* **作答說明**:
• a. 依據張謇家世文段，吳圣揆原籍何處？
• b. 請續寫張謇家世文段，自其最後一句之後接著寫下去。

* **文件節選**:
'''

為什么張謇之父張彭年要從通州西亭鎮遷往海門常樂鎮?這里有著張謇家族史中一段小小的插曲應該補敘。原來張謇的祖父張朝彥,在他八歲時就死了父親,家中兄弟中又數他最幼小。張朝彥16歲時又死了母親,從此更無人來管束他,于是他成了一個吃喝嫖賭、胡天胡地的“問題少年”。其兄長們早已分家住在離老家較遠的余中鎮一帶,根本談不上對這個幼弟有什么幫助。倒是張朝彥的一位嫡親姐姐值此關鍵時刻竟然喪心病狂地主使一幫“下三濫”與幼弟張朝彥玩弄當時通海地區一種叫做“篤子糊”的紙牌賭博,通過這種賭博方式把分到張朝彥手上的一筆家產全部搶到她自己手中。其后傾家蕩產、形同乞丐的張朝彥,多虧了一位好心人吳圣揆的收留,才不致挨餓挨凍。原籍江蘇東臺縣的吳圣揆,其時正在通州金沙經營一個小瓷貨店兼賣雜貨,后來他又把自己的獨生女兒嫁給了張朝彥,這樣張朝彥就入贅當了“上門女婿”。通海地區有一句諺語云:“招女婿,看把戲。”日子相處久了,翁婿之間難免不產生一些摩擦。好在吳圣揆是位識時務、顧大局的厚道老丈,他豁達大度地同意了女婿的要求,讓張朝彥攜帶妻兒搬到通州西亭鎮生活,吳圣揆老倆口則遷居海門縣的常樂鎮。

'''

* **所附資料**:
'''

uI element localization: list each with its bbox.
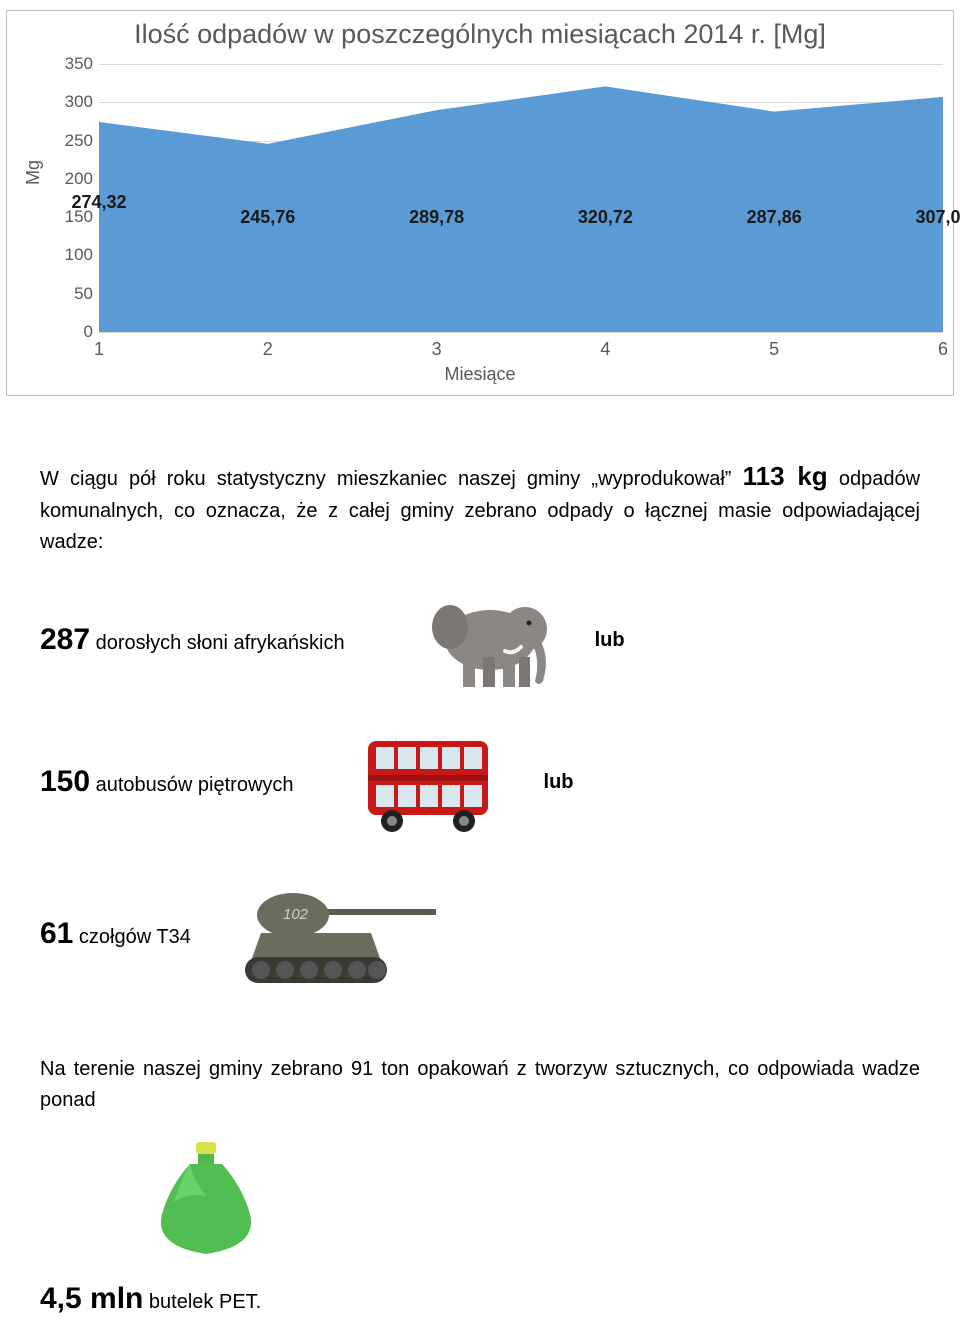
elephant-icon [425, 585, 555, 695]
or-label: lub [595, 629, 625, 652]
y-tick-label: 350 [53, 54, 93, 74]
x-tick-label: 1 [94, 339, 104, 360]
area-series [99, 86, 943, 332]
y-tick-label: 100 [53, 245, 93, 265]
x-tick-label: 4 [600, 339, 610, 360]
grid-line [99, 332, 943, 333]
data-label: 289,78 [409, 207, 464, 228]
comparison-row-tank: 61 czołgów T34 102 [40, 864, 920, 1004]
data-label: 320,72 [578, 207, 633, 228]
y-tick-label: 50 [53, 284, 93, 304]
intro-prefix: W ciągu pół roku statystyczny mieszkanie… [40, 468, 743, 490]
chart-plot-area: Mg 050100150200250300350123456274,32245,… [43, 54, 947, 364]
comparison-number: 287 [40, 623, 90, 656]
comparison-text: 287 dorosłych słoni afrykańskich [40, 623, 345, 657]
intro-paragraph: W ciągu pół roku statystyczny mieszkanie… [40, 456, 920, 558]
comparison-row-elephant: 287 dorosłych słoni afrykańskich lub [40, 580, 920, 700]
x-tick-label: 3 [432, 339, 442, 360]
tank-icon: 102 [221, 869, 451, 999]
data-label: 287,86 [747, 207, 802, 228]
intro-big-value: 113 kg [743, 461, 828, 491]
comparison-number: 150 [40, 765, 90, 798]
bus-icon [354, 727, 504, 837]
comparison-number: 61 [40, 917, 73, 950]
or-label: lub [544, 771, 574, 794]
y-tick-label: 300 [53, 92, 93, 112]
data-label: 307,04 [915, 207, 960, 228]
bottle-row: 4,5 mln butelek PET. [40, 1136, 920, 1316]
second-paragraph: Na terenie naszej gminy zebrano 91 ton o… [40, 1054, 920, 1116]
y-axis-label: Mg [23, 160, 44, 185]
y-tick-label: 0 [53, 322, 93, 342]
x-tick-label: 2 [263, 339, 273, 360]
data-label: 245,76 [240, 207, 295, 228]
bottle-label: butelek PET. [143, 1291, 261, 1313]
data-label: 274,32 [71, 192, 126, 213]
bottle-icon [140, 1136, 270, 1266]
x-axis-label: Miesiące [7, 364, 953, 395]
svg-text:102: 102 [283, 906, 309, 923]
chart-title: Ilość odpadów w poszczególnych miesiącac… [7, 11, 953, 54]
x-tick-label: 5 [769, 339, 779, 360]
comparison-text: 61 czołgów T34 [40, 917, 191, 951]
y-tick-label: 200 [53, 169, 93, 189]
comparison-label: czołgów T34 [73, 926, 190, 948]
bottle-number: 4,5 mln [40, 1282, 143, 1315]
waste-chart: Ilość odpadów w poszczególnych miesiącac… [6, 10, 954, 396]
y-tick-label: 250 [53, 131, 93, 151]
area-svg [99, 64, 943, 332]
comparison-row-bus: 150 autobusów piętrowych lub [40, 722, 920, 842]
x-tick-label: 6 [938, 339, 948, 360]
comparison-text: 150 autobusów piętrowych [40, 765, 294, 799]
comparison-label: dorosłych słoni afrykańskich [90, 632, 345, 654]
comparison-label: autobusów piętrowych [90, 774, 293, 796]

'''
'''

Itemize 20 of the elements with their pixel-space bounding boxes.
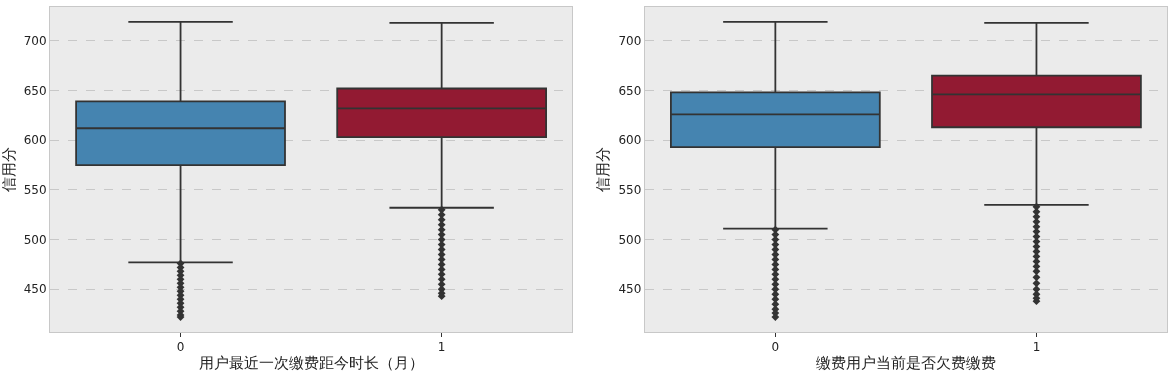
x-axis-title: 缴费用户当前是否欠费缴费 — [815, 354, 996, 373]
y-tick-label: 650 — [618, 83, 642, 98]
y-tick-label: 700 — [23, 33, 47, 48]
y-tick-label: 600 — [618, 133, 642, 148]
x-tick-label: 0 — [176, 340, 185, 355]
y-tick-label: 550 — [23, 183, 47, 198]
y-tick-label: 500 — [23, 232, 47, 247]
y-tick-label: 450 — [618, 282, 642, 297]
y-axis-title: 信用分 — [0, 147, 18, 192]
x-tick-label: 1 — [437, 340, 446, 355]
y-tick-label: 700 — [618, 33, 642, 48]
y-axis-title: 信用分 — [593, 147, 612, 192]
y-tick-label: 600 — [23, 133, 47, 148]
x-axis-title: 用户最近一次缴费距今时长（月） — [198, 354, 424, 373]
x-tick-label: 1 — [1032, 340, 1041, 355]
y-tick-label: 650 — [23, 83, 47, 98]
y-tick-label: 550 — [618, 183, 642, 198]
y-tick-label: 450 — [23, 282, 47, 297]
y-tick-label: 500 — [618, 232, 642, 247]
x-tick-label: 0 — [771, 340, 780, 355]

'''

* **參考答案**:
• a. 江蘇東臺縣。

• b.
諺云:“浪子回頭金不換。”搬到通州西亭后,已有閱世經驗的回頭浪子張朝彥,去掉許多壞習氣,轉變成了一位勤儉持家的能人。全家在他帶領下辛勤勞作,又全家上下節衣縮食地積累資金蓋起了新屋,生活日益富裕起來。不久,張彭年(朝彥長子,張謇之父)則又遵奉張朝彥之命率領新婚妻子由通州西亭沿著運鹽河搖著小船順流東去,來到了海門縣常樂鎮,以侍奉年邁體衰的吳圣揆(張朝彥的岳父,張彭年的外祖父)夫婦倆老。但“天有不測風云”,正當張朝彥家的日子蒸蒸日上之時,朝彥的小兒子(張彭年之弟)卻失手打死了人,被抓進了監獄。為了救出這個小兒子,張朝彥只得忍痛把新蓋的房屋抵債借貸,結果又一次傾家蕩產。還是年邁又慈善的吳圣揆愛孫心切,他實在不忍看到在常樂鎮已經當家的長孫張彭年為了幫助其父張朝彥還債而太勞累,毅然把包括其女婿在內的通州西亭鎮張朝彥全家人都召回到了海門常樂鎮共同生活。清朝咸豐三年(公元1853年)五月廿五日,張謇就誕生在海門常樂鎮。那時張謇的外曾祖父吳圣揆夫婦、祖父張朝彥都早已去世多年了。但自張謇懂事之日起,他就聽到父親張彭年教育他:他們張氏家族的家、店、田地等等都是外曾祖父吳圣揆老人留下來的,張謇的生母金氏也是由外曾祖母看中,再命其祖父(張朝彥)、祖母(吳氏)替父親(張彭年)聘娶的。簡而言之,吳圣揆老人夫婦是他們張家的大恩人。
明白了上述張謇的身世和家族簡史,就比較容易談論張謇的祖宅、故居及其“狀元府”等問題了。張謇于清朝咸豐三年(1853年)五月二十五日誕生于海門縣常樂鎮,并在常樂鎮度過了他的童年和少年時代。他在14歲至18歲在通州西亭祖宅,從業師宋紫卿讀書。光緒十八年(1892年)張謇在故里常樂鎮老宅營建“柳西草堂”。1903年張謇在故里常樂鎮老宅西邊建成新宅,1915年南通州城內濠河畔的“濠南別業”落成,張謇晚年則長居南通城內直至逝世。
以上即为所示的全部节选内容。